- _WHAT NEEDS TO BE DONE_: Please print the full listing exactly.

[start EXERCISE MATERIAL]

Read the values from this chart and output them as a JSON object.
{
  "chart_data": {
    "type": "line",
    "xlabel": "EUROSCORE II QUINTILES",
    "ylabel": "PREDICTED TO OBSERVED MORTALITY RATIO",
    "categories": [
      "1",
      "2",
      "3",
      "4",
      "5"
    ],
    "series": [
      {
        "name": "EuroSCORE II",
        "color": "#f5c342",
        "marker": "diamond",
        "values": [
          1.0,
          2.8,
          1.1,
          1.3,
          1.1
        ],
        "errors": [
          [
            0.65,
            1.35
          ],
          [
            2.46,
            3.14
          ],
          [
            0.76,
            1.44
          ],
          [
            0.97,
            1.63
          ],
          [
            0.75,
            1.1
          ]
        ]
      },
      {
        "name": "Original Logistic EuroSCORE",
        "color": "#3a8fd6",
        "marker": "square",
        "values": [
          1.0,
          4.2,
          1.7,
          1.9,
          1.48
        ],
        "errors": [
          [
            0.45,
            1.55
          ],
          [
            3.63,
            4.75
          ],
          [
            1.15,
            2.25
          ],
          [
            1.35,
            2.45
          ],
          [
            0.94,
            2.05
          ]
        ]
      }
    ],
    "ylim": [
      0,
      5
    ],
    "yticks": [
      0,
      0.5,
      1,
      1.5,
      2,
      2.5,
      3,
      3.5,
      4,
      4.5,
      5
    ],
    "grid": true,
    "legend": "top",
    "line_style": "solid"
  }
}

[end EXERCISE MATERIAL]

- _RESULT OF THE EXERCISE_:
Read the values from this chart and output them as a JSON object.
{
  "chart_data": {
    "type": "line",
    "xlabel": "EUROSCORE II QUINTILES",
    "ylabel": "PREDICTED TO OBSERVED MORTALITY RATIO",
    "categories": [
      "1",
      "2",
      "3",
      "4",
      "5"
    ],
    "series": [
      {
        "name": "EuroSCORE II",
        "color": "#f5c342",
        "marker": "diamond",
        "values": [
          1.0,
          2.8,
          1.1,
          1.3,
          1.1
        ],
        "errors": [
          [
            0.65,
            1.35
          ],
          [
            2.46,
            3.14
          ],
          [
            0.76,
            1.44
          ],
          [
            0.97,
            1.63
          ],
          [
            0.75,
            1.1
          ]
        ]
      },
      {
        "name": "Original Logistic EuroSCORE",
        "color": "#3a8fd6",
        "marker": "square",
        "values": [
          1.0,
          4.2,
          1.7,
          1.9,
          1.48
        ],
        "errors": [
          [
            0.45,
            1.55
          ],
          [
            3.63,
            4.75
          ],
          [
            1.15,
            2.25
          ],
          [
            1.35,
            2.45
          ],
          [
            0.94,
            2.05
          ]
        ]
      }
    ],
    "ylim": [
      0,
      5
    ],
    "yticks": [
      0,
      0.5,
      1,
      1.5,
      2,
      2.5,
      3,
      3.5,
      4,
      4.5,
      5
    ],
    "grid": true,
    "legend": "top",
    "line_style": "solid"
  }
}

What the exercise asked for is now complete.